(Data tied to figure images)
-- Start --
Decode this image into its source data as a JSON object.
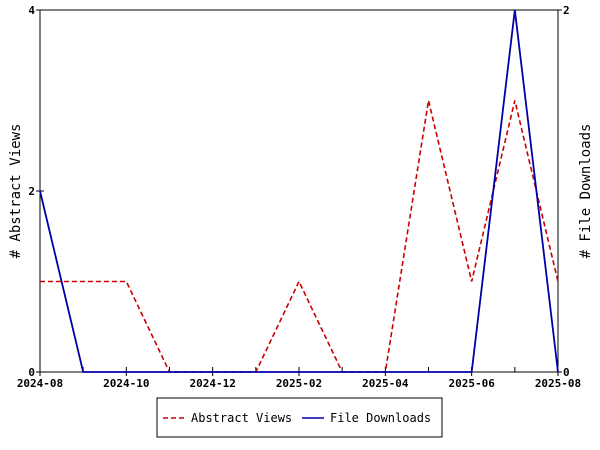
{
  "chart_data": {
    "type": "line",
    "title": "",
    "x": [
      "2024-08",
      "2024-09",
      "2024-10",
      "2024-11",
      "2024-12",
      "2025-01",
      "2025-02",
      "2025-03",
      "2025-04",
      "2025-05",
      "2025-06",
      "2025-07",
      "2025-08"
    ],
    "x_ticks": [
      "2024-08",
      "2024-10",
      "2024-12",
      "2025-02",
      "2025-04",
      "2025-06",
      "2025-08"
    ],
    "ylabel_left": "# Abstract Views",
    "ylabel_right": "# File Downloads",
    "ylim_left": [
      0,
      4
    ],
    "ylim_right": [
      0,
      2
    ],
    "yticks_left": [
      0,
      2,
      4
    ],
    "yticks_right": [
      0,
      2
    ],
    "grid": false,
    "legend_position": "bottom-center",
    "series": [
      {
        "name": "Abstract Views",
        "axis": "left",
        "color": "#cc0000",
        "style": "dashed",
        "values": [
          1,
          1,
          1,
          0,
          0,
          0,
          1,
          0,
          0,
          3,
          1,
          3,
          1
        ]
      },
      {
        "name": "File Downloads",
        "axis": "right",
        "color": "#0000aa",
        "style": "solid",
        "values": [
          1,
          0,
          0,
          0,
          0,
          0,
          0,
          0,
          0,
          0,
          0,
          2,
          0
        ]
      }
    ]
  }
}
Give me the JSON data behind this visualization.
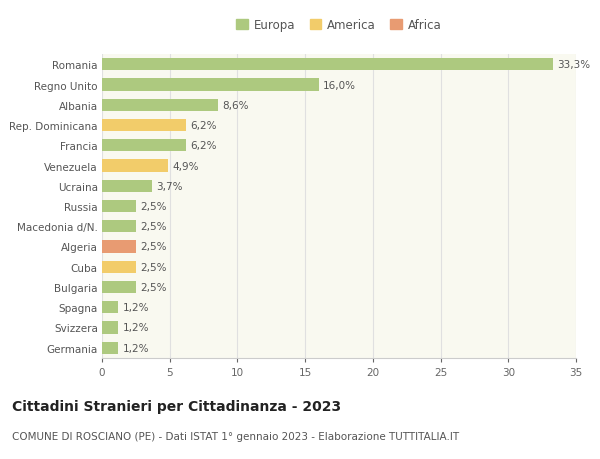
-- End --
### GIVEN REQUEST
Reproduce all of the material exactly, apart from the pictures.

### SOLUTION BELOW
Decode this image into its source data as a JSON object.
{
  "chart_data": {
    "type": "line",
    "title": "",
    "x": [
      "2024-08",
      "2024-09",
      "2024-10",
      "2024-11",
      "2024-12",
      "2025-01",
      "2025-02",
      "2025-03",
      "2025-04",
      "2025-05",
      "2025-06",
      "2025-07",
      "2025-08"
    ],
    "x_ticks": [
      "2024-08",
      "2024-10",
      "2024-12",
      "2025-02",
      "2025-04",
      "2025-06",
      "2025-08"
    ],
    "ylabel_left": "# Abstract Views",
    "ylabel_right": "# File Downloads",
    "ylim_left": [
      0,
      4
    ],
    "ylim_right": [
      0,
      2
    ],
    "yticks_left": [
      0,
      2,
      4
    ],
    "yticks_right": [
      0,
      2
    ],
    "grid": false,
    "legend_position": "bottom-center",
    "series": [
      {
        "name": "Abstract Views",
        "axis": "left",
        "color": "#cc0000",
        "style": "dashed",
        "values": [
          1,
          1,
          1,
          0,
          0,
          0,
          1,
          0,
          0,
          3,
          1,
          3,
          1
        ]
      },
      {
        "name": "File Downloads",
        "axis": "right",
        "color": "#0000aa",
        "style": "solid",
        "values": [
          1,
          0,
          0,
          0,
          0,
          0,
          0,
          0,
          0,
          0,
          0,
          2,
          0
        ]
      }
    ]
  }
}
Give me the JSON data behind this visualization.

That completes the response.